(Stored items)

------------------------------

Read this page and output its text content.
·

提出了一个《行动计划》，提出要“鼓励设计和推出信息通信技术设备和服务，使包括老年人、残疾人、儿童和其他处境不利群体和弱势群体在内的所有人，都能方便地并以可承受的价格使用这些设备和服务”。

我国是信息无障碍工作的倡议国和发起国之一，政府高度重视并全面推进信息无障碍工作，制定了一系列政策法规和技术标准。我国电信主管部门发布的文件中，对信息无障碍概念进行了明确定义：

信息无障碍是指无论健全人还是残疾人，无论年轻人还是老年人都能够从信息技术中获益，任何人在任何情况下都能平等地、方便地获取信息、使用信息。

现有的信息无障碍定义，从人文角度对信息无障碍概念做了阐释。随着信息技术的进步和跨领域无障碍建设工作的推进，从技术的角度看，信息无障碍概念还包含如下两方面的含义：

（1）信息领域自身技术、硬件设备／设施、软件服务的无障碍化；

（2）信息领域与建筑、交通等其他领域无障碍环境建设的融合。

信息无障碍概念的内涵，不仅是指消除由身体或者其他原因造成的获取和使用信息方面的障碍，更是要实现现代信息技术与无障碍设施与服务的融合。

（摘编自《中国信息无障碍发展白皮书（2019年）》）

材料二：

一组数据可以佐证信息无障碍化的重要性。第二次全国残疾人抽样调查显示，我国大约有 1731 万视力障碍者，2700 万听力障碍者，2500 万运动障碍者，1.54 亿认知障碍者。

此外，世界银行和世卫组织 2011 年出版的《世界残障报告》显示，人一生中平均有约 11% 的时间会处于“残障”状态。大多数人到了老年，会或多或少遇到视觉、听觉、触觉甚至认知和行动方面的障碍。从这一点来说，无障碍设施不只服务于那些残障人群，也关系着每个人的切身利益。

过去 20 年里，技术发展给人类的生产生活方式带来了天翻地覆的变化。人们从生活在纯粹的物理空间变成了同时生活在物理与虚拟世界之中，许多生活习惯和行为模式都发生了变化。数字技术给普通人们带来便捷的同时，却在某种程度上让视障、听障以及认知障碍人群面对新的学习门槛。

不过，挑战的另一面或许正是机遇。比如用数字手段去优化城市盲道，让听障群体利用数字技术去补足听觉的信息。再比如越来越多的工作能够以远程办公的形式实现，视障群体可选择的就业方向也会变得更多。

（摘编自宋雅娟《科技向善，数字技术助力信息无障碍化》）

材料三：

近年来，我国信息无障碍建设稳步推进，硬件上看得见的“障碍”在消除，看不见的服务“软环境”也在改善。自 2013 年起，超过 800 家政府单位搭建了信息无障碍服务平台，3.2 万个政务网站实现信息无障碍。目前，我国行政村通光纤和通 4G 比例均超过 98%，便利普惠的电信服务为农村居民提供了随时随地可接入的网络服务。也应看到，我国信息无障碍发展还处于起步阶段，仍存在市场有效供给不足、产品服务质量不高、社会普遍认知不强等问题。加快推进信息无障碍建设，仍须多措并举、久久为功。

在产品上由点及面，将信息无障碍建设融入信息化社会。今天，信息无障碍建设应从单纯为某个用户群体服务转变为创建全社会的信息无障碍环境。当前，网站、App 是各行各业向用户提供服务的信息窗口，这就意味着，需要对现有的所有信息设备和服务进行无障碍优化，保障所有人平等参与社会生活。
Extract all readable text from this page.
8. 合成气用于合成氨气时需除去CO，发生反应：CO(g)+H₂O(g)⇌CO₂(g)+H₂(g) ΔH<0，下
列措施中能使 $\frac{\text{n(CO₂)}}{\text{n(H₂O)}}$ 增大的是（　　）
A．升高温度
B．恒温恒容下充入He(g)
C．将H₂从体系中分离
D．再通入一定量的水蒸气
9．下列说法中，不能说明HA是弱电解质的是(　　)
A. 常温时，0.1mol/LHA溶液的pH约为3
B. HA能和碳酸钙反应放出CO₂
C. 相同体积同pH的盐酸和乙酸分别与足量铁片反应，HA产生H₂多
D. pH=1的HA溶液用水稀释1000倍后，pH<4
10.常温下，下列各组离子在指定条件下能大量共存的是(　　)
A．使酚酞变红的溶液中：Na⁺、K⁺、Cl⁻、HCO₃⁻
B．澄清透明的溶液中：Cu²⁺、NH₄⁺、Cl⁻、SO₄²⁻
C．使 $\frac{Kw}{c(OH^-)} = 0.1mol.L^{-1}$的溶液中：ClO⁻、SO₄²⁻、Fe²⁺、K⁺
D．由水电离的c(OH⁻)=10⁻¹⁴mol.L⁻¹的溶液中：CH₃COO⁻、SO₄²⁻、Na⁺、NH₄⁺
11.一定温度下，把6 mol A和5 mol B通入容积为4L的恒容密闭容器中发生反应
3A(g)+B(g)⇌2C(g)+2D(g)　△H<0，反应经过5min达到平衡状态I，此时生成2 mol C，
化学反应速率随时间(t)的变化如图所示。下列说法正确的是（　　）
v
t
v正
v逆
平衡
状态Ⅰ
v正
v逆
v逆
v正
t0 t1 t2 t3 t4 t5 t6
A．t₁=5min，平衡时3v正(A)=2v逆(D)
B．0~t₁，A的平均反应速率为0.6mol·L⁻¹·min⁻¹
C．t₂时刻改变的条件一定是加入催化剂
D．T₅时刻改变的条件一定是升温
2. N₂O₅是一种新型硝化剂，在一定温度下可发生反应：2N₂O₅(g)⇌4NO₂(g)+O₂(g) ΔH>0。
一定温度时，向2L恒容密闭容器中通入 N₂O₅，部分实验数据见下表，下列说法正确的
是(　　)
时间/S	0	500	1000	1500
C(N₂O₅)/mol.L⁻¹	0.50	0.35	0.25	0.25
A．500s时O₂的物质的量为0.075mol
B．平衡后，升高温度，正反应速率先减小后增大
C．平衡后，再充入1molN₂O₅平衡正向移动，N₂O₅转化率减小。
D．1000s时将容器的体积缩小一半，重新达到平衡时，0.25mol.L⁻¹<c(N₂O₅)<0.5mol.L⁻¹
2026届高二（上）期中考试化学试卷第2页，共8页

------------------------------

TASK DIRECTIONS - Each line of the material should be echoed exactly.

WORKED SOLUTION -
Read this page and output its text content.
·

提出了一个《行动计划》，提出要“鼓励设计和推出信息通信技术设备和服务，使包括老年人、残疾人、儿童和其他处境不利群体和弱势群体在内的所有人，都能方便地并以可承受的价格使用这些设备和服务”。

我国是信息无障碍工作的倡议国和发起国之一，政府高度重视并全面推进信息无障碍工作，制定了一系列政策法规和技术标准。我国电信主管部门发布的文件中，对信息无障碍概念进行了明确定义：

信息无障碍是指无论健全人还是残疾人，无论年轻人还是老年人都能够从信息技术中获益，任何人在任何情况下都能平等地、方便地获取信息、使用信息。

现有的信息无障碍定义，从人文角度对信息无障碍概念做了阐释。随着信息技术的进步和跨领域无障碍建设工作的推进，从技术的角度看，信息无障碍概念还包含如下两方面的含义：

（1）信息领域自身技术、硬件设备／设施、软件服务的无障碍化；

（2）信息领域与建筑、交通等其他领域无障碍环境建设的融合。

信息无障碍概念的内涵，不仅是指消除由身体或者其他原因造成的获取和使用信息方面的障碍，更是要实现现代信息技术与无障碍设施与服务的融合。

（摘编自《中国信息无障碍发展白皮书（2019年）》）

材料二：

一组数据可以佐证信息无障碍化的重要性。第二次全国残疾人抽样调查显示，我国大约有 1731 万视力障碍者，2700 万听力障碍者，2500 万运动障碍者，1.54 亿认知障碍者。

此外，世界银行和世卫组织 2011 年出版的《世界残障报告》显示，人一生中平均有约 11% 的时间会处于“残障”状态。大多数人到了老年，会或多或少遇到视觉、听觉、触觉甚至认知和行动方面的障碍。从这一点来说，无障碍设施不只服务于那些残障人群，也关系着每个人的切身利益。

过去 20 年里，技术发展给人类的生产生活方式带来了天翻地覆的变化。人们从生活在纯粹的物理空间变成了同时生活在物理与虚拟世界之中，许多生活习惯和行为模式都发生了变化。数字技术给普通人们带来便捷的同时，却在某种程度上让视障、听障以及认知障碍人群面对新的学习门槛。

不过，挑战的另一面或许正是机遇。比如用数字手段去优化城市盲道，让听障群体利用数字技术去补足听觉的信息。再比如越来越多的工作能够以远程办公的形式实现，视障群体可选择的就业方向也会变得更多。

（摘编自宋雅娟《科技向善，数字技术助力信息无障碍化》）

材料三：

近年来，我国信息无障碍建设稳步推进，硬件上看得见的“障碍”在消除，看不见的服务“软环境”也在改善。自 2013 年起，超过 800 家政府单位搭建了信息无障碍服务平台，3.2 万个政务网站实现信息无障碍。目前，我国行政村通光纤和通 4G 比例均超过 98%，便利普惠的电信服务为农村居民提供了随时随地可接入的网络服务。也应看到，我国信息无障碍发展还处于起步阶段，仍存在市场有效供给不足、产品服务质量不高、社会普遍认知不强等问题。加快推进信息无障碍建设，仍须多措并举、久久为功。

在产品上由点及面，将信息无障碍建设融入信息化社会。今天，信息无障碍建设应从单纯为某个用户群体服务转变为创建全社会的信息无障碍环境。当前，网站、App 是各行各业向用户提供服务的信息窗口，这就意味着，需要对现有的所有信息设备和服务进行无障碍优化，保障所有人平等参与社会生活。
Extract all readable text from this page.
8. 合成气用于合成氨气时需除去CO，发生反应：CO(g)+H₂O(g)⇌CO₂(g)+H₂(g) ΔH<0，下
列措施中能使 $\frac{\text{n(CO₂)}}{\text{n(H₂O)}}$ 增大的是（　　）
A．升高温度
B．恒温恒容下充入He(g)
C．将H₂从体系中分离
D．再通入一定量的水蒸气
9．下列说法中，不能说明HA是弱电解质的是(　　)
A. 常温时，0.1mol/LHA溶液的pH约为3
B. HA能和碳酸钙反应放出CO₂
C. 相同体积同pH的盐酸和乙酸分别与足量铁片反应，HA产生H₂多
D. pH=1的HA溶液用水稀释1000倍后，pH<4
10.常温下，下列各组离子在指定条件下能大量共存的是(　　)
A．使酚酞变红的溶液中：Na⁺、K⁺、Cl⁻、HCO₃⁻
B．澄清透明的溶液中：Cu²⁺、NH₄⁺、Cl⁻、SO₄²⁻
C．使 $\frac{Kw}{c(OH^-)} = 0.1mol.L^{-1}$的溶液中：ClO⁻、SO₄²⁻、Fe²⁺、K⁺
D．由水电离的c(OH⁻)=10⁻¹⁴mol.L⁻¹的溶液中：CH₃COO⁻、SO₄²⁻、Na⁺、NH₄⁺
11.一定温度下，把6 mol A和5 mol B通入容积为4L的恒容密闭容器中发生反应
3A(g)+B(g)⇌2C(g)+2D(g)　△H<0，反应经过5min达到平衡状态I，此时生成2 mol C，
化学反应速率随时间(t)的变化如图所示。下列说法正确的是（　　）
v
t
v正
v逆
平衡
状态Ⅰ
v正
v逆
v逆
v正
t0 t1 t2 t3 t4 t5 t6
A．t₁=5min，平衡时3v正(A)=2v逆(D)
B．0~t₁，A的平均反应速率为0.6mol·L⁻¹·min⁻¹
C．t₂时刻改变的条件一定是加入催化剂
D．T₅时刻改变的条件一定是升温
2. N₂O₅是一种新型硝化剂，在一定温度下可发生反应：2N₂O₅(g)⇌4NO₂(g)+O₂(g) ΔH>0。
一定温度时，向2L恒容密闭容器中通入 N₂O₅，部分实验数据见下表，下列说法正确的
是(　　)
时间/S	0	500	1000	1500
C(N₂O₅)/mol.L⁻¹	0.50	0.35	0.25	0.25
A．500s时O₂的物质的量为0.075mol
B．平衡后，升高温度，正反应速率先减小后增大
C．平衡后，再充入1molN₂O₅平衡正向移动，N₂O₅转化率减小。
D．1000s时将容器的体积缩小一半，重新达到平衡时，0.25mol.L⁻¹<c(N₂O₅)<0.5mol.L⁻¹
2026届高二（上）期中考试化学试卷第2页，共8页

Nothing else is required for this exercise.